Write out all of the entries exactly as given.

(Some records)
──────────────────────────────

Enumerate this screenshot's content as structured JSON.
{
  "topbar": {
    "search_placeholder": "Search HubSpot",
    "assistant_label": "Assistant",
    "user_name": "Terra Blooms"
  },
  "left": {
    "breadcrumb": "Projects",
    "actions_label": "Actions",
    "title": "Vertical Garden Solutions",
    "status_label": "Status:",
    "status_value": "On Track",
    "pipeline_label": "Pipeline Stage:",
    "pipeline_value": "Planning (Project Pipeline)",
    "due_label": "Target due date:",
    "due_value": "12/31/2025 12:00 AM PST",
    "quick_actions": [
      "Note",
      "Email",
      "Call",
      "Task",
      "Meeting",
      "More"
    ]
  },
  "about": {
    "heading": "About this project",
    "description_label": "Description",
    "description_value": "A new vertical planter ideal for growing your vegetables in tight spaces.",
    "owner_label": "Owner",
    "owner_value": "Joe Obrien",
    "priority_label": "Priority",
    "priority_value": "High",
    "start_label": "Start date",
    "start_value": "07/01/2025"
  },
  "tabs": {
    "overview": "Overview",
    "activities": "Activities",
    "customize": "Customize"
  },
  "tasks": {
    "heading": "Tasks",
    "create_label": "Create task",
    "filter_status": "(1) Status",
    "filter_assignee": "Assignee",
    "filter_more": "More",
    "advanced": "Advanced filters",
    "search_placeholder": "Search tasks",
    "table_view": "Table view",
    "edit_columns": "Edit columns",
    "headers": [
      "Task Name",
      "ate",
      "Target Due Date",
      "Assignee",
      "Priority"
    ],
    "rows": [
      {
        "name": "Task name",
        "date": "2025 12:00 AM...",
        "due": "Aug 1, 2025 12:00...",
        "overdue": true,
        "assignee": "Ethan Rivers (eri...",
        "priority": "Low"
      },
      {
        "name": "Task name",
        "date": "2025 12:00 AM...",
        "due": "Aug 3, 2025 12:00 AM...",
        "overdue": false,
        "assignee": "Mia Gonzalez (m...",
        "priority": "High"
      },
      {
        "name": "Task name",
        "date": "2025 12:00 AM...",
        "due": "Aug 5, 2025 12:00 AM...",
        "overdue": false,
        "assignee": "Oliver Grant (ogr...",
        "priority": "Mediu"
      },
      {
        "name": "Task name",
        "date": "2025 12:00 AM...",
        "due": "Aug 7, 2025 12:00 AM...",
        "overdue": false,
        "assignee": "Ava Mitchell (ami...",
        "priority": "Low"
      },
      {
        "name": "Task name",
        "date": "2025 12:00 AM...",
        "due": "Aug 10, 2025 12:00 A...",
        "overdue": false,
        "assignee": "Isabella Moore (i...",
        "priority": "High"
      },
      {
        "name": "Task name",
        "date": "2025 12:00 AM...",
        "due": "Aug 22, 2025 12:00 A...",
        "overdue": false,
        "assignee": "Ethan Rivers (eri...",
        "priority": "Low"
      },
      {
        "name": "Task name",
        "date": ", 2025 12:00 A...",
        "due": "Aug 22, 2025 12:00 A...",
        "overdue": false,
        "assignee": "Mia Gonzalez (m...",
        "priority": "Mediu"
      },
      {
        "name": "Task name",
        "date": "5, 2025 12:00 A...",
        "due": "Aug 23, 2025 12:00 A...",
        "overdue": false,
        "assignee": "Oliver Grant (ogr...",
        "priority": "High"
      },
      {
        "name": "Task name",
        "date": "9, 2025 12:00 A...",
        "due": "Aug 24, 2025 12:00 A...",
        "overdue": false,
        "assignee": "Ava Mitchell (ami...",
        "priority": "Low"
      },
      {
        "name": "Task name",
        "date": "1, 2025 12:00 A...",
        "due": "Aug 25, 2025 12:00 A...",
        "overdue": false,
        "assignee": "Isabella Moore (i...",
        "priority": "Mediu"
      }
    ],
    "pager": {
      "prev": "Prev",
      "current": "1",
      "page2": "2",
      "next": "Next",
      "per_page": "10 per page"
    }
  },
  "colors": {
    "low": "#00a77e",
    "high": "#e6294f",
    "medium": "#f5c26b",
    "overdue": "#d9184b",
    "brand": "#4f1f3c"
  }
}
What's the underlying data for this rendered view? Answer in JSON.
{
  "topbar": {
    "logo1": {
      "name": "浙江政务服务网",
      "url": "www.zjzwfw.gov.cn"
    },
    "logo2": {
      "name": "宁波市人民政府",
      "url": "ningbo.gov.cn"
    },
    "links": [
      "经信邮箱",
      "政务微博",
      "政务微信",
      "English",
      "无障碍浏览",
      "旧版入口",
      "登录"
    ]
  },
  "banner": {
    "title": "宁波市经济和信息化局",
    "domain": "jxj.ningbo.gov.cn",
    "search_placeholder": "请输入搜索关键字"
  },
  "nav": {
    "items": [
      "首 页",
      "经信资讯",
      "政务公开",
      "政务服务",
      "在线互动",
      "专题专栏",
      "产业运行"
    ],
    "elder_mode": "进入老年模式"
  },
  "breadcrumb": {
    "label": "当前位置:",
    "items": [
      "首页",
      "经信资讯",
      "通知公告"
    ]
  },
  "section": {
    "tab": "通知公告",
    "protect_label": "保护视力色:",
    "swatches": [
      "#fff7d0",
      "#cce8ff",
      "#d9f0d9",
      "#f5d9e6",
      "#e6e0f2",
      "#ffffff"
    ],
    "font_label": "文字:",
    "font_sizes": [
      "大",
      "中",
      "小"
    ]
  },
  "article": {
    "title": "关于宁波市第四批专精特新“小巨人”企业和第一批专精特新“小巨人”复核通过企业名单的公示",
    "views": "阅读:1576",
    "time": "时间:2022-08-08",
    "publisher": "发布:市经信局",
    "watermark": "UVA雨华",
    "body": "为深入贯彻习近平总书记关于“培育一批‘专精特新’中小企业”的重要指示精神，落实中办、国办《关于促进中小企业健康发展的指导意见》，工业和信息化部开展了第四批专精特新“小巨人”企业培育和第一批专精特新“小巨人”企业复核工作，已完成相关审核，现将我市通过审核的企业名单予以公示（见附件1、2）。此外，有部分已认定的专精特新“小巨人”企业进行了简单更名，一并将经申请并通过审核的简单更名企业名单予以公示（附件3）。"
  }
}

──────────────────────────────

§ Complete answer
Enumerate this screenshot's content as structured JSON.
{
  "topbar": {
    "search_placeholder": "Search HubSpot",
    "assistant_label": "Assistant",
    "user_name": "Terra Blooms"
  },
  "left": {
    "breadcrumb": "Projects",
    "actions_label": "Actions",
    "title": "Vertical Garden Solutions",
    "status_label": "Status:",
    "status_value": "On Track",
    "pipeline_label": "Pipeline Stage:",
    "pipeline_value": "Planning (Project Pipeline)",
    "due_label": "Target due date:",
    "due_value": "12/31/2025 12:00 AM PST",
    "quick_actions": [
      "Note",
      "Email",
      "Call",
      "Task",
      "Meeting",
      "More"
    ]
  },
  "about": {
    "heading": "About this project",
    "description_label": "Description",
    "description_value": "A new vertical planter ideal for growing your vegetables in tight spaces.",
    "owner_label": "Owner",
    "owner_value": "Joe Obrien",
    "priority_label": "Priority",
    "priority_value": "High",
    "start_label": "Start date",
    "start_value": "07/01/2025"
  },
  "tabs": {
    "overview": "Overview",
    "activities": "Activities",
    "customize": "Customize"
  },
  "tasks": {
    "heading": "Tasks",
    "create_label": "Create task",
    "filter_status": "(1) Status",
    "filter_assignee": "Assignee",
    "filter_more": "More",
    "advanced": "Advanced filters",
    "search_placeholder": "Search tasks",
    "table_view": "Table view",
    "edit_columns": "Edit columns",
    "headers": [
      "Task Name",
      "ate",
      "Target Due Date",
      "Assignee",
      "Priority"
    ],
    "rows": [
      {
        "name": "Task name",
        "date": "2025 12:00 AM...",
        "due": "Aug 1, 2025 12:00...",
        "overdue": true,
        "assignee": "Ethan Rivers (eri...",
        "priority": "Low"
      },
      {
        "name": "Task name",
        "date": "2025 12:00 AM...",
        "due": "Aug 3, 2025 12:00 AM...",
        "overdue": false,
        "assignee": "Mia Gonzalez (m...",
        "priority": "High"
      },
      {
        "name": "Task name",
        "date": "2025 12:00 AM...",
        "due": "Aug 5, 2025 12:00 AM...",
        "overdue": false,
        "assignee": "Oliver Grant (ogr...",
        "priority": "Mediu"
      },
      {
        "name": "Task name",
        "date": "2025 12:00 AM...",
        "due": "Aug 7, 2025 12:00 AM...",
        "overdue": false,
        "assignee": "Ava Mitchell (ami...",
        "priority": "Low"
      },
      {
        "name": "Task name",
        "date": "2025 12:00 AM...",
        "due": "Aug 10, 2025 12:00 A...",
        "overdue": false,
        "assignee": "Isabella Moore (i...",
        "priority": "High"
      },
      {
        "name": "Task name",
        "date": "2025 12:00 AM...",
        "due": "Aug 22, 2025 12:00 A...",
        "overdue": false,
        "assignee": "Ethan Rivers (eri...",
        "priority": "Low"
      },
      {
        "name": "Task name",
        "date": ", 2025 12:00 A...",
        "due": "Aug 22, 2025 12:00 A...",
        "overdue": false,
        "assignee": "Mia Gonzalez (m...",
        "priority": "Mediu"
      },
      {
        "name": "Task name",
        "date": "5, 2025 12:00 A...",
        "due": "Aug 23, 2025 12:00 A...",
        "overdue": false,
        "assignee": "Oliver Grant (ogr...",
        "priority": "High"
      },
      {
        "name": "Task name",
        "date": "9, 2025 12:00 A...",
        "due": "Aug 24, 2025 12:00 A...",
        "overdue": false,
        "assignee": "Ava Mitchell (ami...",
        "priority": "Low"
      },
      {
        "name": "Task name",
        "date": "1, 2025 12:00 A...",
        "due": "Aug 25, 2025 12:00 A...",
        "overdue": false,
        "assignee": "Isabella Moore (i...",
        "priority": "Mediu"
      }
    ],
    "pager": {
      "prev": "Prev",
      "current": "1",
      "page2": "2",
      "next": "Next",
      "per_page": "10 per page"
    }
  },
  "colors": {
    "low": "#00a77e",
    "high": "#e6294f",
    "medium": "#f5c26b",
    "overdue": "#d9184b",
    "brand": "#4f1f3c"
  }
}
What's the underlying data for this rendered view? Answer in JSON.
{
  "topbar": {
    "logo1": {
      "name": "浙江政务服务网",
      "url": "www.zjzwfw.gov.cn"
    },
    "logo2": {
      "name": "宁波市人民政府",
      "url": "ningbo.gov.cn"
    },
    "links": [
      "经信邮箱",
      "政务微博",
      "政务微信",
      "English",
      "无障碍浏览",
      "旧版入口",
      "登录"
    ]
  },
  "banner": {
    "title": "宁波市经济和信息化局",
    "domain": "jxj.ningbo.gov.cn",
    "search_placeholder": "请输入搜索关键字"
  },
  "nav": {
    "items": [
      "首 页",
      "经信资讯",
      "政务公开",
      "政务服务",
      "在线互动",
      "专题专栏",
      "产业运行"
    ],
    "elder_mode": "进入老年模式"
  },
  "breadcrumb": {
    "label": "当前位置:",
    "items": [
      "首页",
      "经信资讯",
      "通知公告"
    ]
  },
  "section": {
    "tab": "通知公告",
    "protect_label": "保护视力色:",
    "swatches": [
      "#fff7d0",
      "#cce8ff",
      "#d9f0d9",
      "#f5d9e6",
      "#e6e0f2",
      "#ffffff"
    ],
    "font_label": "文字:",
    "font_sizes": [
      "大",
      "中",
      "小"
    ]
  },
  "article": {
    "title": "关于宁波市第四批专精特新“小巨人”企业和第一批专精特新“小巨人”复核通过企业名单的公示",
    "views": "阅读:1576",
    "time": "时间:2022-08-08",
    "publisher": "发布:市经信局",
    "watermark": "UVA雨华",
    "body": "为深入贯彻习近平总书记关于“培育一批‘专精特新’中小企业”的重要指示精神，落实中办、国办《关于促进中小企业健康发展的指导意见》，工业和信息化部开展了第四批专精特新“小巨人”企业培育和第一批专精特新“小巨人”企业复核工作，已完成相关审核，现将我市通过审核的企业名单予以公示（见附件1、2）。此外，有部分已认定的专精特新“小巨人”企业进行了简单更名，一并将经申请并通过审核的简单更名企业名单予以公示（附件3）。"
  }
}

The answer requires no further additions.